◆ INSTRUCTIONS FOR THE TASK
Present each line of the entries below that holds the word "fields".

◆ THE DATA
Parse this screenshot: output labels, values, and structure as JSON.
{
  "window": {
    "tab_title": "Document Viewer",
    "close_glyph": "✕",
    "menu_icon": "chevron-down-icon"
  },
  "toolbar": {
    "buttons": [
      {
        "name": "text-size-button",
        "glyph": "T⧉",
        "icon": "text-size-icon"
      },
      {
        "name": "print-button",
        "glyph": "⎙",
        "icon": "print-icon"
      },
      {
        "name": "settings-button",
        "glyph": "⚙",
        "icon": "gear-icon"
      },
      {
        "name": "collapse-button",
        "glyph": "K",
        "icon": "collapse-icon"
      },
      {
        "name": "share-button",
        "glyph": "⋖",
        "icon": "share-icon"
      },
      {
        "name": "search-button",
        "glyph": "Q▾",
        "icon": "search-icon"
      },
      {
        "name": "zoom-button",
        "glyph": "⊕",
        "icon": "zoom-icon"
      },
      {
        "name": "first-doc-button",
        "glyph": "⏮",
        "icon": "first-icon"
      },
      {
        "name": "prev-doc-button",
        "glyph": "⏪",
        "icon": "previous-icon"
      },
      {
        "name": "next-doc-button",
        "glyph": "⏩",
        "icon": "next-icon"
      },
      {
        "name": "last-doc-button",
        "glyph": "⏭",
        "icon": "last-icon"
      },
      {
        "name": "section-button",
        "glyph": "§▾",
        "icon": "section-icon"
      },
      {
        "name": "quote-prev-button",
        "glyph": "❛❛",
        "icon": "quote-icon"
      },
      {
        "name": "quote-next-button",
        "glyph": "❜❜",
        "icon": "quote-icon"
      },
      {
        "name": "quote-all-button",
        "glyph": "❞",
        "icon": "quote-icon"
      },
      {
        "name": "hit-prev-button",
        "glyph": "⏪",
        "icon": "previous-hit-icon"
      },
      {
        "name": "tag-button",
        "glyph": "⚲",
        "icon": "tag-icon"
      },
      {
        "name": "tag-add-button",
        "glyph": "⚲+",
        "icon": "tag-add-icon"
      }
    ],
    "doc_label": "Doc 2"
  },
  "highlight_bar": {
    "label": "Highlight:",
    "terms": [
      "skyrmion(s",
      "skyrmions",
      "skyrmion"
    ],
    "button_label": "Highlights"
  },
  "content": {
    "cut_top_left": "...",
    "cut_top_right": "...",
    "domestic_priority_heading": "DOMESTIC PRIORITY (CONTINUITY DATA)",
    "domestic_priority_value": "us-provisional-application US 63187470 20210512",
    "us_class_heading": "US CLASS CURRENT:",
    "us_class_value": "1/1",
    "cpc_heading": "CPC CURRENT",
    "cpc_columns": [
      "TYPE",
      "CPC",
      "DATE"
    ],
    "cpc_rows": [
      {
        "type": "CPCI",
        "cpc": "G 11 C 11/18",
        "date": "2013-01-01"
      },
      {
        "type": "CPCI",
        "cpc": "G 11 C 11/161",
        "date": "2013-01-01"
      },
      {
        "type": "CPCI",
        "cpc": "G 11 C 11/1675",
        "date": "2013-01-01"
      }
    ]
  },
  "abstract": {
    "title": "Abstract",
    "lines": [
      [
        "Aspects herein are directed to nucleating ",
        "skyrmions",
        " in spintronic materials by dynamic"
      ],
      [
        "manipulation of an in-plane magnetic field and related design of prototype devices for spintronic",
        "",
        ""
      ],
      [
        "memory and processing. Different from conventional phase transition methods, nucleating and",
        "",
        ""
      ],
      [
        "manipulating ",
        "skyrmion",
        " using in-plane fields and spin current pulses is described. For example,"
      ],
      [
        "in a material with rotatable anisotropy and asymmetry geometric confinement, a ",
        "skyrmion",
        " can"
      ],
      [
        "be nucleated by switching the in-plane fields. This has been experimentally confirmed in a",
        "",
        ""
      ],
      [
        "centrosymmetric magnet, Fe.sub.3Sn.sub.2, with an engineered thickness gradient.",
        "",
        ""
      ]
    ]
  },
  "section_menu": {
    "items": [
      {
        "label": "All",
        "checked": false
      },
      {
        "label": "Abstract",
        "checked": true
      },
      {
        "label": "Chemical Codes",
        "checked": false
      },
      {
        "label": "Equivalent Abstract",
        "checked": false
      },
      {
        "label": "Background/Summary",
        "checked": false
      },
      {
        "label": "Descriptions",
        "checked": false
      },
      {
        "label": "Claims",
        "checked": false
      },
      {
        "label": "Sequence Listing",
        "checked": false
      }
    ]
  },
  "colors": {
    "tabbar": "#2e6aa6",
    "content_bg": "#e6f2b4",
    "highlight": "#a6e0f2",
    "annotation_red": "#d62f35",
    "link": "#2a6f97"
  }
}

◆ TASK RESULT
        " using in-plane fields and spin current pulses is described. For example,"
        "be nucleated by switching the in-plane fields. This has been experimentally confirmed in a",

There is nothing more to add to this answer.